** Problem to solve **
Write down each entry again, exactly as it reads.

** start **

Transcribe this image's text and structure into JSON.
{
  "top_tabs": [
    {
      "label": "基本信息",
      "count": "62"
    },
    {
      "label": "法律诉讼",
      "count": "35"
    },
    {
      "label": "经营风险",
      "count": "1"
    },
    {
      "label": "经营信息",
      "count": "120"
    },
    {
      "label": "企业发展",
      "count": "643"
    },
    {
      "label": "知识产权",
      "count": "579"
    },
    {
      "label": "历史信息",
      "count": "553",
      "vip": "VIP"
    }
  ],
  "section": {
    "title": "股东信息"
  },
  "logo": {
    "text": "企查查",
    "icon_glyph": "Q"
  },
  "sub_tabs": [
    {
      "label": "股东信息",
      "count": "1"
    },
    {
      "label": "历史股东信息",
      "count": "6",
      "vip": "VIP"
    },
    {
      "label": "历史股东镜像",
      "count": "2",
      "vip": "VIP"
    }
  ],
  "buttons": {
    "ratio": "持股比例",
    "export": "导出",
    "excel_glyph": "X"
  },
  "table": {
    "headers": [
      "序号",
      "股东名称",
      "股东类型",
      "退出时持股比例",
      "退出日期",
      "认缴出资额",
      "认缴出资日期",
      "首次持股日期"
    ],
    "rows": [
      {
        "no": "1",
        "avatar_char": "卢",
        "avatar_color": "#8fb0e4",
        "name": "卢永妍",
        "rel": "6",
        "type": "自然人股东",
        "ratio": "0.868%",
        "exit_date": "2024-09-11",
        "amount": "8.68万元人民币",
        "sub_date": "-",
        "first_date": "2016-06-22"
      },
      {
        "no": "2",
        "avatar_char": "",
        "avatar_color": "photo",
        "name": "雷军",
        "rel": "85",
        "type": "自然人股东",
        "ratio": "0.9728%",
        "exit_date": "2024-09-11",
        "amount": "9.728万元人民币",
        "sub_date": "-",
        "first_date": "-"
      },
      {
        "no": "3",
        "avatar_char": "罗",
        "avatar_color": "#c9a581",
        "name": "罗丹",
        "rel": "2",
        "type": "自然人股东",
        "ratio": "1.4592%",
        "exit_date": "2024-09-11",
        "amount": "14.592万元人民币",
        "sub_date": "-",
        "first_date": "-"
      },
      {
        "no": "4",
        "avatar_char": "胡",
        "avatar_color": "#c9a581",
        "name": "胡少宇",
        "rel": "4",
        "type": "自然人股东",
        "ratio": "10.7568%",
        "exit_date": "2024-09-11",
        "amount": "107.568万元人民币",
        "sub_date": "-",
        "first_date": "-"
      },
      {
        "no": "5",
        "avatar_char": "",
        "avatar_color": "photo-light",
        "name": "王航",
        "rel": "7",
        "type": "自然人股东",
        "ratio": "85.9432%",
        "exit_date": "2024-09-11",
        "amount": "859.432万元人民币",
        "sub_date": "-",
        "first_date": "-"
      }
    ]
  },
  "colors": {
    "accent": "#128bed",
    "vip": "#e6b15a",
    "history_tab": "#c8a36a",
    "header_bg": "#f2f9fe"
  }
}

** end **

** Result of the task **
Transcribe this image's text and structure into JSON.
{
  "top_tabs": [
    {
      "label": "基本信息",
      "count": "62"
    },
    {
      "label": "法律诉讼",
      "count": "35"
    },
    {
      "label": "经营风险",
      "count": "1"
    },
    {
      "label": "经营信息",
      "count": "120"
    },
    {
      "label": "企业发展",
      "count": "643"
    },
    {
      "label": "知识产权",
      "count": "579"
    },
    {
      "label": "历史信息",
      "count": "553",
      "vip": "VIP"
    }
  ],
  "section": {
    "title": "股东信息"
  },
  "logo": {
    "text": "企查查",
    "icon_glyph": "Q"
  },
  "sub_tabs": [
    {
      "label": "股东信息",
      "count": "1"
    },
    {
      "label": "历史股东信息",
      "count": "6",
      "vip": "VIP"
    },
    {
      "label": "历史股东镜像",
      "count": "2",
      "vip": "VIP"
    }
  ],
  "buttons": {
    "ratio": "持股比例",
    "export": "导出",
    "excel_glyph": "X"
  },
  "table": {
    "headers": [
      "序号",
      "股东名称",
      "股东类型",
      "退出时持股比例",
      "退出日期",
      "认缴出资额",
      "认缴出资日期",
      "首次持股日期"
    ],
    "rows": [
      {
        "no": "1",
        "avatar_char": "卢",
        "avatar_color": "#8fb0e4",
        "name": "卢永妍",
        "rel": "6",
        "type": "自然人股东",
        "ratio": "0.868%",
        "exit_date": "2024-09-11",
        "amount": "8.68万元人民币",
        "sub_date": "-",
        "first_date": "2016-06-22"
      },
      {
        "no": "2",
        "avatar_char": "",
        "avatar_color": "photo",
        "name": "雷军",
        "rel": "85",
        "type": "自然人股东",
        "ratio": "0.9728%",
        "exit_date": "2024-09-11",
        "amount": "9.728万元人民币",
        "sub_date": "-",
        "first_date": "-"
      },
      {
        "no": "3",
        "avatar_char": "罗",
        "avatar_color": "#c9a581",
        "name": "罗丹",
        "rel": "2",
        "type": "自然人股东",
        "ratio": "1.4592%",
        "exit_date": "2024-09-11",
        "amount": "14.592万元人民币",
        "sub_date": "-",
        "first_date": "-"
      },
      {
        "no": "4",
        "avatar_char": "胡",
        "avatar_color": "#c9a581",
        "name": "胡少宇",
        "rel": "4",
        "type": "自然人股东",
        "ratio": "10.7568%",
        "exit_date": "2024-09-11",
        "amount": "107.568万元人民币",
        "sub_date": "-",
        "first_date": "-"
      },
      {
        "no": "5",
        "avatar_char": "",
        "avatar_color": "photo-light",
        "name": "王航",
        "rel": "7",
        "type": "自然人股东",
        "ratio": "85.9432%",
        "exit_date": "2024-09-11",
        "amount": "859.432万元人民币",
        "sub_date": "-",
        "first_date": "-"
      }
    ]
  },
  "colors": {
    "accent": "#128bed",
    "vip": "#e6b15a",
    "history_tab": "#c8a36a",
    "header_bg": "#f2f9fe"
  }
}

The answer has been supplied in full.